Given exercise: Please copy all the lines that follow, word for word.

Working data:
★ ★ ★
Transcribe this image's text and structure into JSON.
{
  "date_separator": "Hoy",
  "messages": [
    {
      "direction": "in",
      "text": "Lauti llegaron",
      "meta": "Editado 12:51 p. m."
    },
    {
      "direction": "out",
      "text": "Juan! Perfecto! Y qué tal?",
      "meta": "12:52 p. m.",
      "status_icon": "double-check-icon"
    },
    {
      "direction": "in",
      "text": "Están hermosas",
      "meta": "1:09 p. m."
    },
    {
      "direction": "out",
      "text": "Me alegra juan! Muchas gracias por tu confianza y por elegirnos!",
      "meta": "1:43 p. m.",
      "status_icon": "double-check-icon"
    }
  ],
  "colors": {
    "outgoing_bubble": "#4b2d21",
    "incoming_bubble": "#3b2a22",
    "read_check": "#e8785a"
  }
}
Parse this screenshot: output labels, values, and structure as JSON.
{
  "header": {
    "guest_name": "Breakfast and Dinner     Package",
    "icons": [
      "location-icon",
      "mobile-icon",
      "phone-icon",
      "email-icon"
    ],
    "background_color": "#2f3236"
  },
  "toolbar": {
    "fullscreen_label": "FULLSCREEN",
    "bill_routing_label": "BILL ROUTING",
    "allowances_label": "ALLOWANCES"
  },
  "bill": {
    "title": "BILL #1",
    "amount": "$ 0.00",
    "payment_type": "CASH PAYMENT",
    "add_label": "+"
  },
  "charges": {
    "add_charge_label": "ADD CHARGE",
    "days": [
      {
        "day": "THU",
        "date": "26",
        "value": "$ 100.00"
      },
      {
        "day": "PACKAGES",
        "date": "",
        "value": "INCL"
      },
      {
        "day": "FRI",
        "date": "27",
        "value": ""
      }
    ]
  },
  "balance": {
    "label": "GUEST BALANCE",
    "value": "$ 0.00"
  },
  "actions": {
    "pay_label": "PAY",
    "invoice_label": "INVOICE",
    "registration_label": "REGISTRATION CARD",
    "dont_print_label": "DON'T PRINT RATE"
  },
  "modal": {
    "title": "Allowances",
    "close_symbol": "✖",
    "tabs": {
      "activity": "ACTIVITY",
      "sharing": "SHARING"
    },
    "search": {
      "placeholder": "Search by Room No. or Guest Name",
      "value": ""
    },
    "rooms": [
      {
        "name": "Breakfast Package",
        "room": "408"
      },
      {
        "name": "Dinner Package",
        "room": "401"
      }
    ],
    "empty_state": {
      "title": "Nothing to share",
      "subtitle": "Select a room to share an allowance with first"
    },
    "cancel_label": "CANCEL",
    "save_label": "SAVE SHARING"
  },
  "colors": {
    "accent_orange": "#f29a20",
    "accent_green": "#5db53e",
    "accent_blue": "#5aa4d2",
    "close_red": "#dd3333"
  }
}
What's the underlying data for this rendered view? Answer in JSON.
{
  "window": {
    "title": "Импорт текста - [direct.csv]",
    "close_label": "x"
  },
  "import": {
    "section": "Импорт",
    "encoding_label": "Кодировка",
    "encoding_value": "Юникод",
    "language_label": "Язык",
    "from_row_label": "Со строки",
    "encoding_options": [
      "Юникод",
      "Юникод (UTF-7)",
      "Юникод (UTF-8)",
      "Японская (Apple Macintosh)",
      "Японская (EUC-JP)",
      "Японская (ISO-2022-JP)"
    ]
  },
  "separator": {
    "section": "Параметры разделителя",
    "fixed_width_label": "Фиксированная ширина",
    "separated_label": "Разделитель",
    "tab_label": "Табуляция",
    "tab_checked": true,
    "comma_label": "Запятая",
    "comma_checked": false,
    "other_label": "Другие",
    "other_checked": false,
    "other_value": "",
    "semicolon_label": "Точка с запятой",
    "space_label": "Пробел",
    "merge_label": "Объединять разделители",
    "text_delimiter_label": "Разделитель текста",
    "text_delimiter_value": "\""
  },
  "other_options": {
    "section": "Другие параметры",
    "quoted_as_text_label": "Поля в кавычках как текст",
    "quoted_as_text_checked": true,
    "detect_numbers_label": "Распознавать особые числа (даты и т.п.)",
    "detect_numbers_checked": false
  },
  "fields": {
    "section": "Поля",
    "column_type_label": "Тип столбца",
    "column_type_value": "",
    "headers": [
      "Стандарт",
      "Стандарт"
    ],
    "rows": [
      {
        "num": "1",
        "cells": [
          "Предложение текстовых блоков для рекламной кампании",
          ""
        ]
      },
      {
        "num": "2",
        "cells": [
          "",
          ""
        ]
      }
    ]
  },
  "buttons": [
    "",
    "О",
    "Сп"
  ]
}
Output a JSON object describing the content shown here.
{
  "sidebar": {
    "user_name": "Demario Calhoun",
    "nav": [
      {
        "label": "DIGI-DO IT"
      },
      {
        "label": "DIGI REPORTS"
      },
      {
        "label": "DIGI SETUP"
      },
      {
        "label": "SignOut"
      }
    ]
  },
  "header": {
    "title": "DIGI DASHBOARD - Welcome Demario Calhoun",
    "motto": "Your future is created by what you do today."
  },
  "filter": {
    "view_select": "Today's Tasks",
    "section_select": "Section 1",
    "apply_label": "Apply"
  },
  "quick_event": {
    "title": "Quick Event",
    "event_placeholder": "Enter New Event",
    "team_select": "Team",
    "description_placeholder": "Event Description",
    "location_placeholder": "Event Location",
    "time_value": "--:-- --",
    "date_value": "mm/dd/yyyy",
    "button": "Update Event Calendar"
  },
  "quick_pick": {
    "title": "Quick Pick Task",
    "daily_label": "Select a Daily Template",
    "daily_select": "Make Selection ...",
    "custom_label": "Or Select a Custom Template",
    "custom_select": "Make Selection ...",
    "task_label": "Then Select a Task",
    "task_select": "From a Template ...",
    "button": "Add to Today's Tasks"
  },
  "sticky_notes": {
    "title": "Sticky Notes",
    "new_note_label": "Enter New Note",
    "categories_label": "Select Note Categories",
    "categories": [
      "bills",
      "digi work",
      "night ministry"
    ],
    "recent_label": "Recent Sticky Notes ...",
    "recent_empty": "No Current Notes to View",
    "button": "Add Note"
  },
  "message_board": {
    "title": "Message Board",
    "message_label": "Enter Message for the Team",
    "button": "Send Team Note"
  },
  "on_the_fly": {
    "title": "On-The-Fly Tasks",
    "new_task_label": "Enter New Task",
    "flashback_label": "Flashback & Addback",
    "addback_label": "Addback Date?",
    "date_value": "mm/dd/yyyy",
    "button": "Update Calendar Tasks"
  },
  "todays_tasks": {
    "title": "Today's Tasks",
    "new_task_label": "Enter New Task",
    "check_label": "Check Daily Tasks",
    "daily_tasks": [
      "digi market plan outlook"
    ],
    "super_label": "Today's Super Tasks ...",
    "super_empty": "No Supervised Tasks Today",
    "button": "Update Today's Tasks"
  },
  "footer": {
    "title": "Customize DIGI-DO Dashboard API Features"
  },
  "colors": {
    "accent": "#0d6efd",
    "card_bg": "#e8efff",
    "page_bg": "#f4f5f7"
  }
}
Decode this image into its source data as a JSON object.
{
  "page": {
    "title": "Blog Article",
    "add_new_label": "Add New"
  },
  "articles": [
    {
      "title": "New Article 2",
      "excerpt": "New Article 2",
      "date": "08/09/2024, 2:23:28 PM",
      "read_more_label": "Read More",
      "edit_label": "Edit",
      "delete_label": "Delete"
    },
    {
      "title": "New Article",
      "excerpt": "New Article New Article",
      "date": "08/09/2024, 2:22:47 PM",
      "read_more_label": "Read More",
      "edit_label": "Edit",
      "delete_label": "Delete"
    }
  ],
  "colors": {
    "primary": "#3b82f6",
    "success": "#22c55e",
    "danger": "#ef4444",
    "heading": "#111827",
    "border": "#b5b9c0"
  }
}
★ ★ ★
Output below:
Transcribe this image's text and structure into JSON.
{
  "date_separator": "Hoy",
  "messages": [
    {
      "direction": "in",
      "text": "Lauti llegaron",
      "meta": "Editado 12:51 p. m."
    },
    {
      "direction": "out",
      "text": "Juan! Perfecto! Y qué tal?",
      "meta": "12:52 p. m.",
      "status_icon": "double-check-icon"
    },
    {
      "direction": "in",
      "text": "Están hermosas",
      "meta": "1:09 p. m."
    },
    {
      "direction": "out",
      "text": "Me alegra juan! Muchas gracias por tu confianza y por elegirnos!",
      "meta": "1:43 p. m.",
      "status_icon": "double-check-icon"
    }
  ],
  "colors": {
    "outgoing_bubble": "#4b2d21",
    "incoming_bubble": "#3b2a22",
    "read_check": "#e8785a"
  }
}
Parse this screenshot: output labels, values, and structure as JSON.
{
  "header": {
    "guest_name": "Breakfast and Dinner     Package",
    "icons": [
      "location-icon",
      "mobile-icon",
      "phone-icon",
      "email-icon"
    ],
    "background_color": "#2f3236"
  },
  "toolbar": {
    "fullscreen_label": "FULLSCREEN",
    "bill_routing_label": "BILL ROUTING",
    "allowances_label": "ALLOWANCES"
  },
  "bill": {
    "title": "BILL #1",
    "amount": "$ 0.00",
    "payment_type": "CASH PAYMENT",
    "add_label": "+"
  },
  "charges": {
    "add_charge_label": "ADD CHARGE",
    "days": [
      {
        "day": "THU",
        "date": "26",
        "value": "$ 100.00"
      },
      {
        "day": "PACKAGES",
        "date": "",
        "value": "INCL"
      },
      {
        "day": "FRI",
        "date": "27",
        "value": ""
      }
    ]
  },
  "balance": {
    "label": "GUEST BALANCE",
    "value": "$ 0.00"
  },
  "actions": {
    "pay_label": "PAY",
    "invoice_label": "INVOICE",
    "registration_label": "REGISTRATION CARD",
    "dont_print_label": "DON'T PRINT RATE"
  },
  "modal": {
    "title": "Allowances",
    "close_symbol": "✖",
    "tabs": {
      "activity": "ACTIVITY",
      "sharing": "SHARING"
    },
    "search": {
      "placeholder": "Search by Room No. or Guest Name",
      "value": ""
    },
    "rooms": [
      {
        "name": "Breakfast Package",
        "room": "408"
      },
      {
        "name": "Dinner Package",
        "room": "401"
      }
    ],
    "empty_state": {
      "title": "Nothing to share",
      "subtitle": "Select a room to share an allowance with first"
    },
    "cancel_label": "CANCEL",
    "save_label": "SAVE SHARING"
  },
  "colors": {
    "accent_orange": "#f29a20",
    "accent_green": "#5db53e",
    "accent_blue": "#5aa4d2",
    "close_red": "#dd3333"
  }
}
What's the underlying data for this rendered view? Answer in JSON.
{
  "window": {
    "title": "Импорт текста - [direct.csv]",
    "close_label": "x"
  },
  "import": {
    "section": "Импорт",
    "encoding_label": "Кодировка",
    "encoding_value": "Юникод",
    "language_label": "Язык",
    "from_row_label": "Со строки",
    "encoding_options": [
      "Юникод",
      "Юникод (UTF-7)",
      "Юникод (UTF-8)",
      "Японская (Apple Macintosh)",
      "Японская (EUC-JP)",
      "Японская (ISO-2022-JP)"
    ]
  },
  "separator": {
    "section": "Параметры разделителя",
    "fixed_width_label": "Фиксированная ширина",
    "separated_label": "Разделитель",
    "tab_label": "Табуляция",
    "tab_checked": true,
    "comma_label": "Запятая",
    "comma_checked": false,
    "other_label": "Другие",
    "other_checked": false,
    "other_value": "",
    "semicolon_label": "Точка с запятой",
    "space_label": "Пробел",
    "merge_label": "Объединять разделители",
    "text_delimiter_label": "Разделитель текста",
    "text_delimiter_value": "\""
  },
  "other_options": {
    "section": "Другие параметры",
    "quoted_as_text_label": "Поля в кавычках как текст",
    "quoted_as_text_checked": true,
    "detect_numbers_label": "Распознавать особые числа (даты и т.п.)",
    "detect_numbers_checked": false
  },
  "fields": {
    "section": "Поля",
    "column_type_label": "Тип столбца",
    "column_type_value": "",
    "headers": [
      "Стандарт",
      "Стандарт"
    ],
    "rows": [
      {
        "num": "1",
        "cells": [
          "Предложение текстовых блоков для рекламной кампании",
          ""
        ]
      },
      {
        "num": "2",
        "cells": [
          "",
          ""
        ]
      }
    ]
  },
  "buttons": [
    "",
    "О",
    "Сп"
  ]
}
Output a JSON object describing the content shown here.
{
  "sidebar": {
    "user_name": "Demario Calhoun",
    "nav": [
      {
        "label": "DIGI-DO IT"
      },
      {
        "label": "DIGI REPORTS"
      },
      {
        "label": "DIGI SETUP"
      },
      {
        "label": "SignOut"
      }
    ]
  },
  "header": {
    "title": "DIGI DASHBOARD - Welcome Demario Calhoun",
    "motto": "Your future is created by what you do today."
  },
  "filter": {
    "view_select": "Today's Tasks",
    "section_select": "Section 1",
    "apply_label": "Apply"
  },
  "quick_event": {
    "title": "Quick Event",
    "event_placeholder": "Enter New Event",
    "team_select": "Team",
    "description_placeholder": "Event Description",
    "location_placeholder": "Event Location",
    "time_value": "--:-- --",
    "date_value": "mm/dd/yyyy",
    "button": "Update Event Calendar"
  },
  "quick_pick": {
    "title": "Quick Pick Task",
    "daily_label": "Select a Daily Template",
    "daily_select": "Make Selection ...",
    "custom_label": "Or Select a Custom Template",
    "custom_select": "Make Selection ...",
    "task_label": "Then Select a Task",
    "task_select": "From a Template ...",
    "button": "Add to Today's Tasks"
  },
  "sticky_notes": {
    "title": "Sticky Notes",
    "new_note_label": "Enter New Note",
    "categories_label": "Select Note Categories",
    "categories": [
      "bills",
      "digi work",
      "night ministry"
    ],
    "recent_label": "Recent Sticky Notes ...",
    "recent_empty": "No Current Notes to View",
    "button": "Add Note"
  },
  "message_board": {
    "title": "Message Board",
    "message_label": "Enter Message for the Team",
    "button": "Send Team Note"
  },
  "on_the_fly": {
    "title": "On-The-Fly Tasks",
    "new_task_label": "Enter New Task",
    "flashback_label": "Flashback & Addback",
    "addback_label": "Addback Date?",
    "date_value": "mm/dd/yyyy",
    "button": "Update Calendar Tasks"
  },
  "todays_tasks": {
    "title": "Today's Tasks",
    "new_task_label": "Enter New Task",
    "check_label": "Check Daily Tasks",
    "daily_tasks": [
      "digi market plan outlook"
    ],
    "super_label": "Today's Super Tasks ...",
    "super_empty": "No Supervised Tasks Today",
    "button": "Update Today's Tasks"
  },
  "footer": {
    "title": "Customize DIGI-DO Dashboard API Features"
  },
  "colors": {
    "accent": "#0d6efd",
    "card_bg": "#e8efff",
    "page_bg": "#f4f5f7"
  }
}
Decode this image into its source data as a JSON object.
{
  "page": {
    "title": "Blog Article",
    "add_new_label": "Add New"
  },
  "articles": [
    {
      "title": "New Article 2",
      "excerpt": "New Article 2",
      "date": "08/09/2024, 2:23:28 PM",
      "read_more_label": "Read More",
      "edit_label": "Edit",
      "delete_label": "Delete"
    },
    {
      "title": "New Article",
      "excerpt": "New Article New Article",
      "date": "08/09/2024, 2:22:47 PM",
      "read_more_label": "Read More",
      "edit_label": "Edit",
      "delete_label": "Delete"
    }
  ],
  "colors": {
    "primary": "#3b82f6",
    "success": "#22c55e",
    "danger": "#ef4444",
    "heading": "#111827",
    "border": "#b5b9c0"
  }
}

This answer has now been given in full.